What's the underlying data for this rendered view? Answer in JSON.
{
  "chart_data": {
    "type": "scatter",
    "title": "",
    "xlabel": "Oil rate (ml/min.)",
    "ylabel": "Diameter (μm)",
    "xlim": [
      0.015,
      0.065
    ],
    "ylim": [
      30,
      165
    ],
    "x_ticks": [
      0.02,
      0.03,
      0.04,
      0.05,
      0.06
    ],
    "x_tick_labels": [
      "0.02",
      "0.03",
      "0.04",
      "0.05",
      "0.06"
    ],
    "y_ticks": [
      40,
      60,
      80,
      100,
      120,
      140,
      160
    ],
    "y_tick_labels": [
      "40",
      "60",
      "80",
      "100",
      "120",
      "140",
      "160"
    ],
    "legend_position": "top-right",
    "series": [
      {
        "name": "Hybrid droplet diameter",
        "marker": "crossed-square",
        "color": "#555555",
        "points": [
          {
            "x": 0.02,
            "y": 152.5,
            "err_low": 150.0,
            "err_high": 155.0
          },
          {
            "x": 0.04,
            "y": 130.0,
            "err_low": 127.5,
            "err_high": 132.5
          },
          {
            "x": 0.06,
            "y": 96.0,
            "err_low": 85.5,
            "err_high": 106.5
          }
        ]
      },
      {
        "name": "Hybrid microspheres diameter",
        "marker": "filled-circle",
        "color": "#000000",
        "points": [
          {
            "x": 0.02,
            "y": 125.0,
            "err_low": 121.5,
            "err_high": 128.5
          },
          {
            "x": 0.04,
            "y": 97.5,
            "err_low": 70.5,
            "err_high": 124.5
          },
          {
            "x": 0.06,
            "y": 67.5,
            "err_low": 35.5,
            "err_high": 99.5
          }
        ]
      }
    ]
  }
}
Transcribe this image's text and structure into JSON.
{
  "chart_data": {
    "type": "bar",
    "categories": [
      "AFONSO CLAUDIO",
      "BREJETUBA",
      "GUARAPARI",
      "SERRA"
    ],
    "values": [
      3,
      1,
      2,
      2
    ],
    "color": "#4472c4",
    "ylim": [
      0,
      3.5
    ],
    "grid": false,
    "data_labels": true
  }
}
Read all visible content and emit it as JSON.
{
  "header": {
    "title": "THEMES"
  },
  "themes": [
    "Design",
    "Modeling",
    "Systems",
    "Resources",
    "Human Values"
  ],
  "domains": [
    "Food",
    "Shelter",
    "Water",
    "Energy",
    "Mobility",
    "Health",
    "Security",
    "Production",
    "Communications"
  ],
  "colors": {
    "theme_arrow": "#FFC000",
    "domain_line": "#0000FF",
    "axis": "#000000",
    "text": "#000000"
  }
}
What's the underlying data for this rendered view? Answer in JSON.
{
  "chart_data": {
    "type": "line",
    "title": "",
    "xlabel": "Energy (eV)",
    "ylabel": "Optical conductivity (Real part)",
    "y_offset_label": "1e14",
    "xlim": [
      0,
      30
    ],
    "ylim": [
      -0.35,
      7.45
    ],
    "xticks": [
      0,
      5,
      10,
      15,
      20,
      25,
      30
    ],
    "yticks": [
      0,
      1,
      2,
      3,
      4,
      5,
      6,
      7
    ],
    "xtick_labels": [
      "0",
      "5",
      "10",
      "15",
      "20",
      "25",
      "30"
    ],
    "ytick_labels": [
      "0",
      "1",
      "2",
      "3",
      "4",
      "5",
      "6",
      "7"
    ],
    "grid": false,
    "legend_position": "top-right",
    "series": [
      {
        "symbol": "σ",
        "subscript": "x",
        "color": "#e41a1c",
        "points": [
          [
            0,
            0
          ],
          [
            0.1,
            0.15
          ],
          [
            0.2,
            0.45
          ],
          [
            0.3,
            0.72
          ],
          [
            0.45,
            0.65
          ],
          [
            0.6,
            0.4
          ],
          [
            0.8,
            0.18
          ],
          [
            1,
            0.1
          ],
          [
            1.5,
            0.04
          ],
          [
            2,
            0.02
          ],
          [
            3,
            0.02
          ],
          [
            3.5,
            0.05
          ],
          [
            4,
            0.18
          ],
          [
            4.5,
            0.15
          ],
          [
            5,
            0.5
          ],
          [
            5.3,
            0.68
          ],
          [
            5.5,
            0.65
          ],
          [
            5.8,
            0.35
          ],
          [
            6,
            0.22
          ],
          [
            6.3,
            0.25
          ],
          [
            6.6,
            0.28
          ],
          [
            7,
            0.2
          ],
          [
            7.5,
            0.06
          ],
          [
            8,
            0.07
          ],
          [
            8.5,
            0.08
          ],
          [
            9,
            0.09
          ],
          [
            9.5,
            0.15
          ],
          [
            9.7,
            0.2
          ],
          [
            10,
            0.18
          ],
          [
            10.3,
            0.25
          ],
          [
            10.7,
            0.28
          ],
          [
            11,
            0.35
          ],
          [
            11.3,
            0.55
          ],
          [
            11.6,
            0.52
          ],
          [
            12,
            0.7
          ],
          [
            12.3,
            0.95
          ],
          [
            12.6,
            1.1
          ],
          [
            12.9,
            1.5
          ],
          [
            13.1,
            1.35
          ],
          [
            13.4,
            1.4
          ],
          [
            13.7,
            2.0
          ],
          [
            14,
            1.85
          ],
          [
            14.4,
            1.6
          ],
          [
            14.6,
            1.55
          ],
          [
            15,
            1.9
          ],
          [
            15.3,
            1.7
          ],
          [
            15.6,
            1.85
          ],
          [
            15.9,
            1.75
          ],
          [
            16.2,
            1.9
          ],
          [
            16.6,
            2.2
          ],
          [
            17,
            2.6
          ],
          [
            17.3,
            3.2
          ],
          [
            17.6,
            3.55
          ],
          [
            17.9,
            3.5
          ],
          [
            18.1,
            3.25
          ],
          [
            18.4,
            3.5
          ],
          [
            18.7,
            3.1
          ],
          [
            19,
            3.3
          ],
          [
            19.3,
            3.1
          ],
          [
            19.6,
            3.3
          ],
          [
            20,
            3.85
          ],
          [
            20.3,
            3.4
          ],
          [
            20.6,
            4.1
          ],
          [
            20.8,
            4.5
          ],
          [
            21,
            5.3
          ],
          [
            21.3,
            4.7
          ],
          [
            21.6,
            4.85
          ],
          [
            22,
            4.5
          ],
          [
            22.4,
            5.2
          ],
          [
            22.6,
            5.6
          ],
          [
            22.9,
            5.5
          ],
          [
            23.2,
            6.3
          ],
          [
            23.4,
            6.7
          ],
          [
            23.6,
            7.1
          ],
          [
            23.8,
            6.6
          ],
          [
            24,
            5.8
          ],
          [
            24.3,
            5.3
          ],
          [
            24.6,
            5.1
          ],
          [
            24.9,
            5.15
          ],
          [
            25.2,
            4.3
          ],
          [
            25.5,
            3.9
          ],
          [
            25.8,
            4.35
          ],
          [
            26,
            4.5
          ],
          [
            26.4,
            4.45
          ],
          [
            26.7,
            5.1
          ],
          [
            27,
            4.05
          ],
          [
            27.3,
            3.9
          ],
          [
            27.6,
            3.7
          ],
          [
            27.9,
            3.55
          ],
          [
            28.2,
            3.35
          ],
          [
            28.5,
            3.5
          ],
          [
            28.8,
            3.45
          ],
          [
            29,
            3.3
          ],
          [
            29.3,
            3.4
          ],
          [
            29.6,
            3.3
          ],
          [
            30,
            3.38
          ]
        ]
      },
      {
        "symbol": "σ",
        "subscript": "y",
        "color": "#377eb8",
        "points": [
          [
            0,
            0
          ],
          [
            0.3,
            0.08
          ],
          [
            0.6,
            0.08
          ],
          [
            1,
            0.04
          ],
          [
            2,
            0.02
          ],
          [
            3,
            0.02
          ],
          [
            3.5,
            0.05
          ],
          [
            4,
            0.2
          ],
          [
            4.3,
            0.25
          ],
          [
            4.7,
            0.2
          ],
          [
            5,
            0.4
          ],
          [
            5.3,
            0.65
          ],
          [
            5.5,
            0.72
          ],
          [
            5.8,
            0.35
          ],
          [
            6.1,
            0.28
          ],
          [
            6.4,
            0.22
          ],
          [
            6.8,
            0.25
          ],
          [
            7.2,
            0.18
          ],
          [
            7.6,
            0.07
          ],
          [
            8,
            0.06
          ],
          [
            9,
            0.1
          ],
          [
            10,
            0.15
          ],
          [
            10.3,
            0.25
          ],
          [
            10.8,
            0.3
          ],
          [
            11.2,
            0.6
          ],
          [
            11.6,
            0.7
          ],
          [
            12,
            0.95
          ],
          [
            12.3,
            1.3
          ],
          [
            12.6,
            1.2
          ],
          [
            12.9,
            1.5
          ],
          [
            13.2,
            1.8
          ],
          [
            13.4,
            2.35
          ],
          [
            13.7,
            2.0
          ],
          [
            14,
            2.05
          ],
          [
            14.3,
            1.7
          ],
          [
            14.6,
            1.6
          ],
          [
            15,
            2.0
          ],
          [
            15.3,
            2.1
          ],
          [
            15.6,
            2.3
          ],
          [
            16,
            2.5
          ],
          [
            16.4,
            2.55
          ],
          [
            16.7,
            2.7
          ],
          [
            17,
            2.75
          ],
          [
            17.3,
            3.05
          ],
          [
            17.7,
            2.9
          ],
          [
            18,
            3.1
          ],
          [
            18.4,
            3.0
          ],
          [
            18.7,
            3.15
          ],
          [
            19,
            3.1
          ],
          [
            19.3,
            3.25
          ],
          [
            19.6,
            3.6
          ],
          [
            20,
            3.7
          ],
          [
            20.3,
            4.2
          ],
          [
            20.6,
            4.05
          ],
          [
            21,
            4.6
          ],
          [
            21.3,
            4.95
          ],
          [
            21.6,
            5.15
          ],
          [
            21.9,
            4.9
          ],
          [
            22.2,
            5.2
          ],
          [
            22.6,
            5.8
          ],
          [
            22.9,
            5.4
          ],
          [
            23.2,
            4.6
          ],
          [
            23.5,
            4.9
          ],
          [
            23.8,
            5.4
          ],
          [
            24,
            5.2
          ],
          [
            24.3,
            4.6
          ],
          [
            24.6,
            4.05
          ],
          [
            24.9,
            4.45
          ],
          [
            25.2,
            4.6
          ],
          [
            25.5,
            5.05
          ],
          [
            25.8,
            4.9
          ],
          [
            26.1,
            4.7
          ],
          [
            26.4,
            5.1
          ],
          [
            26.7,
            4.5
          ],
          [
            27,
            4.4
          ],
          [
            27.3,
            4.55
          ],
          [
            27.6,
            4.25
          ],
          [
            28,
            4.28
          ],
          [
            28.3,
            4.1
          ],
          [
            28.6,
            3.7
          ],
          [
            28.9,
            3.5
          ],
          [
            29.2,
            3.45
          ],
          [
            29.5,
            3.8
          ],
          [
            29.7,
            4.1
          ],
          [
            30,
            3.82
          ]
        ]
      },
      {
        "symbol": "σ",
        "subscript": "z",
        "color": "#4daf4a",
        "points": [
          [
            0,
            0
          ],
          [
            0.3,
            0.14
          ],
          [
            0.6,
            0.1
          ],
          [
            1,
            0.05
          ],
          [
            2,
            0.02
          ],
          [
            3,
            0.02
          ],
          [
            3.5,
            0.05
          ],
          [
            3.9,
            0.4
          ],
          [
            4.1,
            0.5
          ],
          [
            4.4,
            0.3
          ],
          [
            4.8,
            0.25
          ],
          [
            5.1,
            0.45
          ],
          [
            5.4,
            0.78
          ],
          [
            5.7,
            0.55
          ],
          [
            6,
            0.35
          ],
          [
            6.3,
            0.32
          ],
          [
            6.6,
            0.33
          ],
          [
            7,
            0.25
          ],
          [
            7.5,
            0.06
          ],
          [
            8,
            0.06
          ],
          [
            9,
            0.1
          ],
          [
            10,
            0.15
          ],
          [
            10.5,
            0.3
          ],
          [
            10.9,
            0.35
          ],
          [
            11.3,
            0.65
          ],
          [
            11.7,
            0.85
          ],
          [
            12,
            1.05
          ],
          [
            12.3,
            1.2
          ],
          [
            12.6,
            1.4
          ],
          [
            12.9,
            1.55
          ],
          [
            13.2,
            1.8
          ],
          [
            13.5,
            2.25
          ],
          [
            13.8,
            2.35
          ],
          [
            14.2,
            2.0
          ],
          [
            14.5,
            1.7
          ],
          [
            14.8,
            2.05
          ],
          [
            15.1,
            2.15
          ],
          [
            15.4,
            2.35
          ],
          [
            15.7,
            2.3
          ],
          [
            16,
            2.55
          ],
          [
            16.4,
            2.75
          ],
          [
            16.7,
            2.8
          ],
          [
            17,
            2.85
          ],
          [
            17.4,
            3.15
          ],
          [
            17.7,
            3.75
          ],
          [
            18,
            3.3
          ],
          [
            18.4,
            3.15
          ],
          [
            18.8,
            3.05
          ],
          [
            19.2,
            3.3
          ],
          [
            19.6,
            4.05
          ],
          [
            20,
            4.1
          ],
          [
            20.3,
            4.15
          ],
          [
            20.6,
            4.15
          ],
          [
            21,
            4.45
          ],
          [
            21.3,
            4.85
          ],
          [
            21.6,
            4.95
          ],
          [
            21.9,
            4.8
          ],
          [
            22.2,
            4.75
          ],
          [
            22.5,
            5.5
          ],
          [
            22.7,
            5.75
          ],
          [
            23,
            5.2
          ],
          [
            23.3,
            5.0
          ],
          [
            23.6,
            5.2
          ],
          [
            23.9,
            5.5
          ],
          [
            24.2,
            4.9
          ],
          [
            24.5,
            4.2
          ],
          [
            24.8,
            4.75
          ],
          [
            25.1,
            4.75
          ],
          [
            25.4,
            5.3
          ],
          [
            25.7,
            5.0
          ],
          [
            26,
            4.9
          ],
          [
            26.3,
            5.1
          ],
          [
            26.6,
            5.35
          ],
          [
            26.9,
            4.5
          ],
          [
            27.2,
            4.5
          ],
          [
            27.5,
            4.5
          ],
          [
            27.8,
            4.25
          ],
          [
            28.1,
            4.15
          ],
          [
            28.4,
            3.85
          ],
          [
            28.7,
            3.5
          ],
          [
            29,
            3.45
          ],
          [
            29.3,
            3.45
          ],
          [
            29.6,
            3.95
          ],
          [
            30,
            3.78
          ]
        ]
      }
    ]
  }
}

************

List all lines from the entries that include the word "ylabel".

Result for this task:
    "ylabel": "Diameter (μm)",
    "ylabel": "Optical conductivity (Real part)",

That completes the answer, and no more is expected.